» AIM: Find each line with the string "Glucose" and copy it.

======== RECORDED INFORMATION

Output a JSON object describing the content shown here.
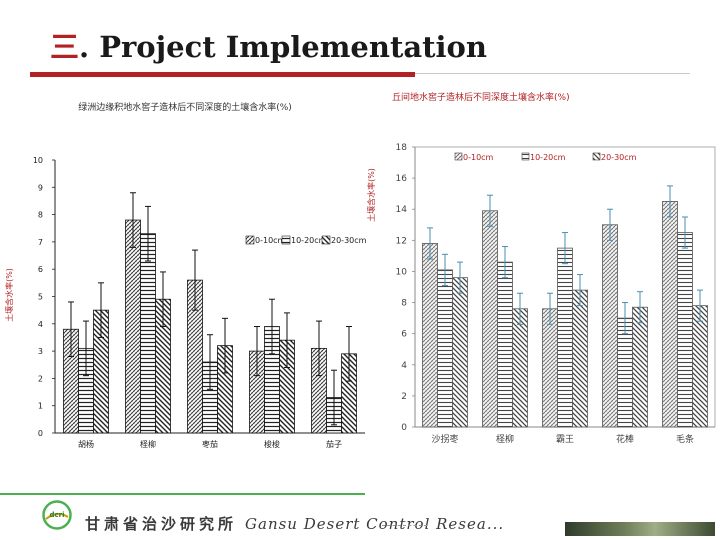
{
  "slide": {
    "title_num": "三",
    "title_text": ". Project Implementation",
    "footer_cn": "甘肃省治沙研究所",
    "footer_en": "Gansu Desert Control Resea..."
  },
  "chart_data": [
    {
      "type": "bar",
      "title": "绿洲边缘积地水窖子造林后不同深度的土壤含水率(%)",
      "ylabel": "土壤含水率(%)",
      "xlabel": "",
      "categories": [
        "胡杨",
        "柽柳",
        "枣茄",
        "梭梭",
        "茄子"
      ],
      "ylim": [
        0,
        10
      ],
      "yticks": [
        "0",
        "1",
        "2",
        "3",
        "4",
        "5",
        "6",
        "7",
        "8",
        "9",
        "10"
      ],
      "legend_position": "right-middle",
      "series": [
        {
          "name": "0-10cm",
          "values": [
            3.8,
            7.8,
            5.6,
            3.0,
            3.1
          ],
          "errors": [
            1.0,
            1.0,
            1.1,
            0.9,
            1.0
          ]
        },
        {
          "name": "10-20cm",
          "values": [
            3.1,
            7.3,
            2.6,
            3.9,
            1.3
          ],
          "errors": [
            1.0,
            1.0,
            1.0,
            1.0,
            1.0
          ]
        },
        {
          "name": "20-30cm",
          "values": [
            4.5,
            4.9,
            3.2,
            3.4,
            2.9
          ],
          "errors": [
            1.0,
            1.0,
            1.0,
            1.0,
            1.0
          ]
        }
      ]
    },
    {
      "type": "bar",
      "title": "丘间地水窖子造林后不同深度土壤含水率(%)",
      "ylabel": "土壤含水率(%)",
      "xlabel": "",
      "categories": [
        "沙拐枣",
        "柽柳",
        "霸王",
        "花棒",
        "毛条"
      ],
      "ylim": [
        0,
        18
      ],
      "yticks": [
        "0",
        "2",
        "4",
        "6",
        "8",
        "10",
        "12",
        "14",
        "16",
        "18"
      ],
      "legend_position": "top",
      "series": [
        {
          "name": "0-10cm",
          "values": [
            11.8,
            13.9,
            7.6,
            13.0,
            14.5
          ],
          "errors": [
            1.0,
            1.0,
            1.0,
            1.0,
            1.0
          ]
        },
        {
          "name": "10-20cm",
          "values": [
            10.1,
            10.6,
            11.5,
            7.0,
            12.5
          ],
          "errors": [
            1.0,
            1.0,
            1.0,
            1.0,
            1.0
          ]
        },
        {
          "name": "20-30cm",
          "values": [
            9.6,
            7.6,
            8.8,
            7.7,
            7.8
          ],
          "errors": [
            1.0,
            1.0,
            1.0,
            1.0,
            1.0
          ]
        }
      ]
    }
  ]
}
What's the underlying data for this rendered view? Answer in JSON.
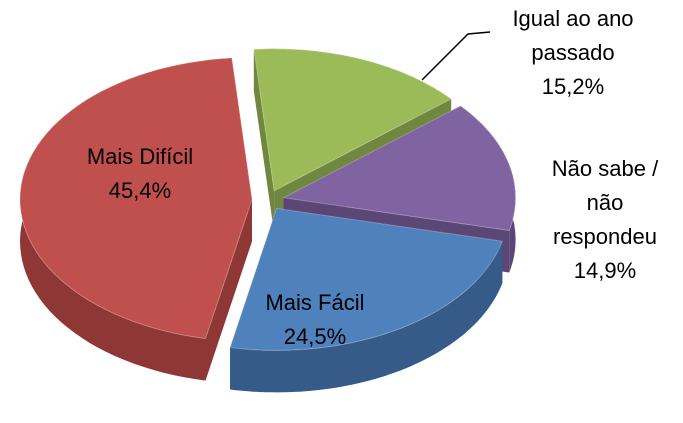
{
  "chart_data": {
    "type": "pie",
    "categories": [
      "Igual ao ano passado",
      "Não sabe / não respondeu",
      "Mais Fácil",
      "Mais Difícil"
    ],
    "values": [
      15.2,
      14.9,
      24.5,
      45.4
    ],
    "value_labels": [
      "15,2%",
      "14,9%",
      "24,5%",
      "45,4%"
    ],
    "colors": [
      "#9bbb59",
      "#8064a2",
      "#4f81bd",
      "#c0504d"
    ],
    "side_colors": [
      "#6f873e",
      "#5b4676",
      "#365b88",
      "#8e3734"
    ]
  }
}
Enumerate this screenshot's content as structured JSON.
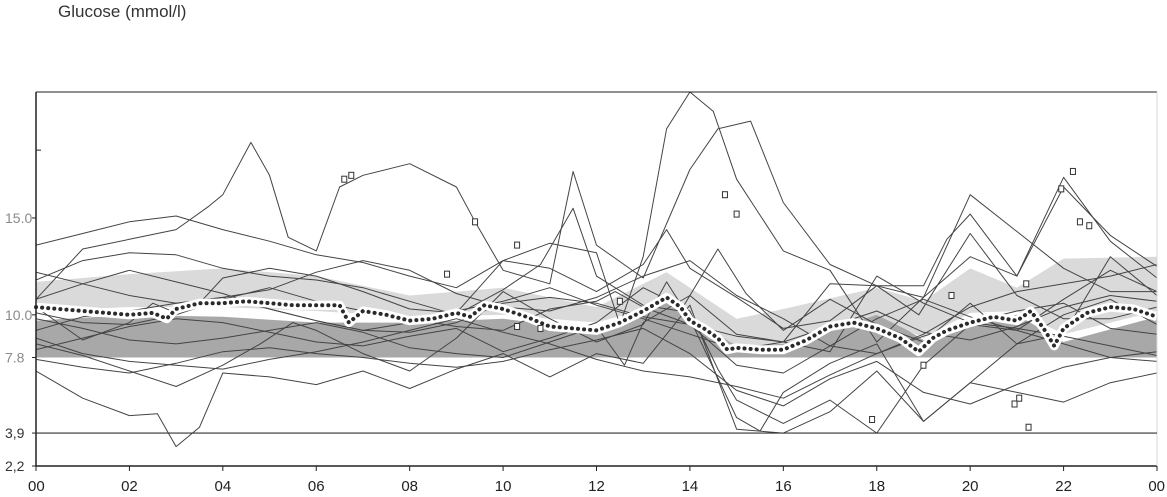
{
  "chart_data": {
    "type": "line",
    "title": "Glucose (mmol/l)",
    "xlabel": "",
    "ylabel": "Glucose (mmol/l)",
    "x_tick_labels": [
      "00",
      "02",
      "04",
      "06",
      "08",
      "10",
      "12",
      "14",
      "16",
      "18",
      "20",
      "22",
      "00"
    ],
    "xlim_hours": [
      0,
      24
    ],
    "ylim": [
      2.2,
      21.5
    ],
    "y_tick_labels": [
      {
        "label": "2,2",
        "value": 2.2
      },
      {
        "label": "3,9",
        "value": 3.9
      },
      {
        "label": "7.8",
        "value": 7.8
      },
      {
        "label": "10.0",
        "value": 10.0
      },
      {
        "label": "15.0",
        "value": 15.0
      }
    ],
    "reference_lines": [
      {
        "label": "3,9",
        "value": 3.9
      }
    ],
    "target_band": [
      7.8,
      10.0
    ],
    "bands": [
      {
        "name": "lower-quartile-band",
        "color": "#a8a8a8",
        "hours": [
          0,
          2,
          4,
          6,
          8,
          10,
          12,
          13.5,
          15,
          16,
          18,
          19,
          20,
          21,
          22,
          24
        ],
        "low": [
          7.8,
          7.8,
          7.8,
          7.8,
          7.8,
          7.8,
          7.8,
          7.8,
          7.8,
          7.8,
          7.8,
          7.8,
          7.8,
          7.8,
          7.8,
          7.8
        ],
        "high": [
          9.7,
          10.0,
          9.9,
          9.6,
          9.6,
          9.8,
          9.2,
          11.0,
          9.0,
          8.8,
          10.2,
          8.7,
          9.6,
          10.0,
          8.6,
          9.9
        ]
      },
      {
        "name": "upper-quartile-band",
        "color": "#dadada",
        "hours": [
          0,
          2,
          4,
          6,
          8,
          10,
          12,
          13.5,
          15,
          16,
          18,
          19,
          20,
          21,
          22,
          24
        ],
        "low": [
          10.2,
          10.4,
          10.4,
          10.2,
          9.9,
          10.0,
          9.6,
          10.6,
          8.4,
          8.5,
          10.0,
          8.8,
          10.1,
          10.2,
          9.0,
          10.2
        ],
        "high": [
          11.7,
          12.1,
          12.4,
          12.0,
          11.0,
          11.4,
          10.4,
          12.2,
          9.8,
          10.3,
          11.4,
          10.7,
          12.4,
          11.4,
          12.9,
          13.0
        ]
      }
    ],
    "series": [
      {
        "role": "median",
        "style": "dotted",
        "x": [
          0,
          0.5,
          1,
          1.5,
          2,
          2.5,
          2.8,
          3,
          3.5,
          4,
          4.5,
          5,
          5.5,
          6,
          6.5,
          6.7,
          7,
          7.5,
          8,
          8.5,
          9,
          9.3,
          9.6,
          10,
          10.5,
          11,
          11.5,
          12,
          12.5,
          13,
          13.5,
          13.8,
          14,
          14.3,
          14.6,
          14.8,
          15,
          15.5,
          16,
          16.5,
          17,
          17.5,
          18,
          18.5,
          18.9,
          19.2,
          19.5,
          20,
          20.5,
          21,
          21.3,
          21.6,
          21.8,
          22,
          22.5,
          23,
          23.5,
          24
        ],
        "y": [
          10.4,
          10.3,
          10.2,
          10.1,
          10.0,
          10.1,
          9.8,
          10.3,
          10.6,
          10.6,
          10.7,
          10.6,
          10.5,
          10.5,
          10.5,
          9.6,
          10.2,
          10.0,
          9.7,
          9.8,
          10.1,
          9.9,
          10.5,
          10.3,
          9.9,
          9.4,
          9.3,
          9.2,
          9.6,
          10.2,
          10.9,
          10.4,
          9.7,
          9.3,
          8.8,
          8.2,
          8.3,
          8.2,
          8.2,
          8.7,
          9.4,
          9.6,
          9.3,
          8.8,
          8.1,
          8.8,
          9.2,
          9.6,
          9.9,
          9.7,
          10.2,
          9.2,
          8.4,
          9.3,
          10.1,
          10.4,
          10.3,
          9.9
        ]
      },
      {
        "role": "individual-day",
        "x": [
          0,
          1,
          2,
          3,
          3.7,
          4,
          4.6,
          5,
          5.4,
          6,
          6.5,
          7,
          8,
          9,
          9.4,
          10,
          11,
          11.5,
          12,
          13,
          14,
          14.6,
          15.3,
          16,
          17,
          18,
          18.9,
          20,
          21,
          22,
          23,
          24
        ],
        "y": [
          10.8,
          13.4,
          13.9,
          14.4,
          15.6,
          16.2,
          18.9,
          17.2,
          14.0,
          13.3,
          16.6,
          17.2,
          17.8,
          16.6,
          14.8,
          12.3,
          11.6,
          17.4,
          13.6,
          11.9,
          17.5,
          19.6,
          20.0,
          15.8,
          12.6,
          11.5,
          10.0,
          14.2,
          11.0,
          9.8,
          9.8,
          10.4
        ]
      },
      {
        "role": "individual-day",
        "x": [
          0,
          1,
          2,
          3,
          4,
          5,
          6,
          7,
          8,
          9,
          10,
          11,
          12,
          13,
          13.5,
          14,
          15,
          16,
          17,
          18,
          19,
          20,
          21,
          22,
          23,
          24
        ],
        "y": [
          13.6,
          14.2,
          14.8,
          15.1,
          14.4,
          13.8,
          13.1,
          12.7,
          12.0,
          11.4,
          12.8,
          12.4,
          11.2,
          12.6,
          14.4,
          12.4,
          10.9,
          9.3,
          9.7,
          11.5,
          10.9,
          16.2,
          14.3,
          12.4,
          11.2,
          11.2
        ]
      },
      {
        "role": "individual-day",
        "x": [
          0,
          1,
          2,
          2.5,
          3,
          3.5,
          4,
          5,
          6,
          7,
          8,
          9,
          10,
          11,
          12,
          12.5,
          13,
          13.5,
          14,
          14.5,
          15,
          16,
          17,
          18,
          19,
          20,
          21,
          22,
          23,
          24
        ],
        "y": [
          10.4,
          8.7,
          9.6,
          10.6,
          10.1,
          10.6,
          11.9,
          12.4,
          12.0,
          11.2,
          10.3,
          10.1,
          12.8,
          13.7,
          13.2,
          9.5,
          13.0,
          19.6,
          21.5,
          20.5,
          17.0,
          13.3,
          12.3,
          8.6,
          10.9,
          13.0,
          12.0,
          17.1,
          13.8,
          11.9
        ]
      },
      {
        "role": "individual-day",
        "x": [
          0,
          1,
          2,
          3,
          4,
          4.8,
          5.5,
          6,
          7,
          8,
          9,
          10,
          11,
          12,
          13,
          13.5,
          14,
          15,
          15.5,
          16,
          17,
          18,
          19,
          20,
          21,
          22,
          23,
          24
        ],
        "y": [
          8.5,
          7.9,
          7.1,
          6.3,
          7.4,
          8.5,
          9.6,
          9.2,
          8.0,
          7.1,
          8.8,
          11.2,
          9.8,
          8.6,
          9.5,
          11.7,
          9.8,
          4.7,
          4.0,
          6.0,
          7.5,
          8.5,
          4.5,
          6.5,
          8.5,
          10.0,
          10.8,
          9.5
        ]
      },
      {
        "role": "individual-day",
        "x": [
          0,
          1,
          2,
          2.6,
          3,
          3.5,
          4,
          5,
          6,
          7,
          8,
          9,
          10,
          11,
          12,
          13,
          14,
          15,
          16,
          17,
          18,
          19,
          20,
          21,
          22,
          23,
          24
        ],
        "y": [
          7.1,
          5.7,
          4.8,
          4.9,
          3.2,
          4.2,
          7.0,
          6.8,
          6.4,
          7.1,
          6.2,
          7.2,
          8.0,
          6.8,
          8.0,
          7.5,
          10.5,
          4.1,
          3.9,
          5.0,
          7.1,
          4.5,
          6.5,
          6.0,
          5.5,
          6.5,
          7.0
        ]
      },
      {
        "role": "individual-day",
        "x": [
          0,
          1,
          2,
          3,
          4,
          5,
          6,
          7,
          8,
          9,
          10,
          10.8,
          11.5,
          12,
          13,
          13.8,
          14.6,
          15.2,
          16,
          17,
          18,
          19,
          20,
          21,
          22,
          23,
          24
        ],
        "y": [
          11.8,
          12.8,
          13.2,
          13.1,
          12.4,
          12.0,
          11.8,
          11.4,
          10.7,
          10.0,
          11.3,
          12.6,
          15.5,
          12.0,
          10.5,
          10.2,
          13.4,
          11.1,
          9.2,
          10.8,
          9.5,
          8.6,
          10.6,
          8.5,
          9.0,
          13.0,
          11.0
        ]
      },
      {
        "role": "individual-day",
        "x": [
          0,
          1,
          2,
          3,
          4,
          5,
          6,
          7,
          8,
          9,
          10,
          11,
          12,
          12.4,
          13,
          14,
          15,
          16,
          17,
          18,
          19,
          19.5,
          20,
          20.5,
          21,
          22,
          23,
          24
        ],
        "y": [
          10.1,
          9.6,
          9.5,
          10.0,
          10.8,
          11.4,
          10.7,
          10.2,
          9.8,
          9.4,
          9.2,
          10.3,
          10.7,
          11.2,
          10.4,
          9.5,
          8.9,
          8.6,
          11.6,
          11.5,
          11.5,
          13.9,
          15.2,
          13.6,
          12.0,
          16.6,
          14.1,
          12.5
        ]
      },
      {
        "role": "individual-day",
        "x": [
          0,
          1,
          2,
          3,
          4,
          5,
          6,
          7,
          8,
          9,
          10,
          11,
          12,
          12.6,
          13,
          14,
          15,
          16,
          17,
          18,
          19,
          20,
          21,
          22,
          23,
          24
        ],
        "y": [
          9.8,
          9.3,
          8.7,
          8.5,
          8.8,
          9.2,
          9.6,
          9.1,
          8.3,
          8.0,
          7.8,
          8.6,
          9.4,
          7.4,
          9.6,
          11.0,
          9.0,
          8.6,
          8.1,
          12.0,
          10.6,
          9.6,
          10.2,
          10.6,
          9.3,
          9.0
        ]
      },
      {
        "role": "individual-day",
        "x": [
          0,
          1,
          2,
          3,
          4,
          5,
          6,
          7,
          8,
          9,
          10,
          11,
          12,
          13,
          14,
          14.6,
          15,
          16,
          17,
          18,
          19,
          20,
          21,
          22,
          23,
          24
        ],
        "y": [
          8.2,
          8.8,
          9.4,
          9.8,
          9.6,
          9.1,
          8.6,
          8.4,
          8.9,
          9.3,
          8.1,
          8.8,
          9.6,
          11.4,
          10.2,
          7.2,
          5.6,
          4.4,
          5.6,
          3.9,
          7.4,
          9.5,
          9.2,
          8.5,
          7.8,
          7.6
        ]
      },
      {
        "role": "individual-day",
        "x": [
          0,
          1,
          2,
          3,
          4,
          5,
          6,
          7,
          8,
          9,
          10,
          11,
          12,
          13,
          14,
          15,
          16,
          17,
          18,
          19,
          20,
          21,
          22,
          23,
          24
        ],
        "y": [
          9.2,
          9.9,
          10.2,
          10.6,
          10.9,
          10.3,
          9.7,
          9.2,
          9.1,
          9.6,
          10.6,
          10.9,
          10.6,
          9.9,
          9.5,
          7.4,
          7.0,
          8.4,
          9.8,
          10.8,
          9.9,
          9.2,
          10.8,
          12.3,
          11.2
        ]
      },
      {
        "role": "individual-day",
        "x": [
          0,
          1,
          2,
          3,
          4,
          5,
          6,
          7,
          8,
          9,
          10,
          11,
          12,
          13,
          14,
          15,
          16,
          17,
          18,
          19,
          20,
          21,
          22,
          23,
          24
        ],
        "y": [
          12.2,
          11.6,
          11.0,
          10.6,
          10.9,
          11.3,
          12.2,
          12.8,
          12.3,
          11.1,
          10.4,
          10.2,
          10.9,
          12.0,
          12.8,
          11.0,
          9.8,
          8.4,
          8.0,
          9.0,
          10.4,
          11.2,
          11.6,
          12.0,
          12.6
        ]
      },
      {
        "role": "individual-day",
        "x": [
          0,
          1,
          2,
          3,
          4,
          5,
          6,
          7,
          8,
          9,
          10,
          11,
          12,
          13,
          14,
          15,
          16,
          17,
          18,
          19,
          20,
          21,
          22,
          23,
          24
        ],
        "y": [
          8.8,
          8.0,
          7.6,
          7.4,
          7.2,
          7.7,
          8.1,
          8.6,
          9.2,
          9.8,
          9.1,
          8.5,
          7.7,
          7.1,
          6.8,
          6.3,
          5.7,
          6.9,
          8.0,
          8.9,
          9.6,
          9.3,
          8.9,
          8.4,
          7.9
        ]
      },
      {
        "role": "individual-day",
        "x": [
          0,
          1,
          2,
          3,
          4,
          5,
          6,
          7,
          8,
          9,
          10,
          11,
          12,
          13,
          14,
          15,
          16,
          17,
          18,
          19,
          20,
          21,
          22,
          23,
          24
        ],
        "y": [
          10.8,
          11.6,
          12.3,
          11.7,
          11.1,
          10.3,
          9.7,
          9.2,
          9.6,
          10.2,
          10.7,
          11.4,
          10.5,
          9.8,
          9.0,
          8.2,
          8.6,
          9.4,
          10.2,
          9.1,
          8.7,
          9.4,
          10.4,
          11.0,
          10.7
        ]
      },
      {
        "role": "individual-day",
        "x": [
          0,
          1,
          2,
          3,
          4,
          5,
          6,
          7,
          8,
          9,
          10,
          11,
          12,
          13,
          14,
          15,
          16,
          17,
          18,
          19,
          20,
          21,
          22,
          23,
          24
        ],
        "y": [
          7.7,
          7.3,
          7.0,
          7.5,
          8.1,
          8.3,
          8.0,
          7.8,
          7.5,
          7.3,
          7.6,
          8.2,
          8.7,
          9.3,
          8.0,
          6.1,
          5.3,
          6.7,
          7.6,
          6.0,
          5.4,
          6.4,
          7.3,
          7.8,
          8.1
        ]
      }
    ],
    "markers": [
      {
        "x": 6.6,
        "y": 17.0
      },
      {
        "x": 6.75,
        "y": 17.2
      },
      {
        "x": 9.4,
        "y": 14.8
      },
      {
        "x": 10.3,
        "y": 13.6
      },
      {
        "x": 8.8,
        "y": 12.1
      },
      {
        "x": 10.3,
        "y": 9.4
      },
      {
        "x": 10.8,
        "y": 9.3
      },
      {
        "x": 12.5,
        "y": 10.7
      },
      {
        "x": 14.75,
        "y": 16.2
      },
      {
        "x": 15.0,
        "y": 15.2
      },
      {
        "x": 17.9,
        "y": 4.6
      },
      {
        "x": 19.0,
        "y": 7.4
      },
      {
        "x": 19.6,
        "y": 11.0
      },
      {
        "x": 20.95,
        "y": 5.4
      },
      {
        "x": 21.05,
        "y": 5.7
      },
      {
        "x": 21.2,
        "y": 11.6
      },
      {
        "x": 21.25,
        "y": 4.2
      },
      {
        "x": 21.95,
        "y": 16.5
      },
      {
        "x": 22.2,
        "y": 17.4
      },
      {
        "x": 22.35,
        "y": 14.8
      },
      {
        "x": 22.55,
        "y": 14.6
      }
    ],
    "grid": false,
    "legend": "none"
  },
  "colors": {
    "line": "#444444",
    "median_dot": "#2a2a2a",
    "median_halo": "#ffffff",
    "axis": "#222222",
    "reference_line": "#333333"
  }
}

================

» REPLY:
    "title": "Glucose (mmol/l)",
    "ylabel": "Glucose (mmol/l)",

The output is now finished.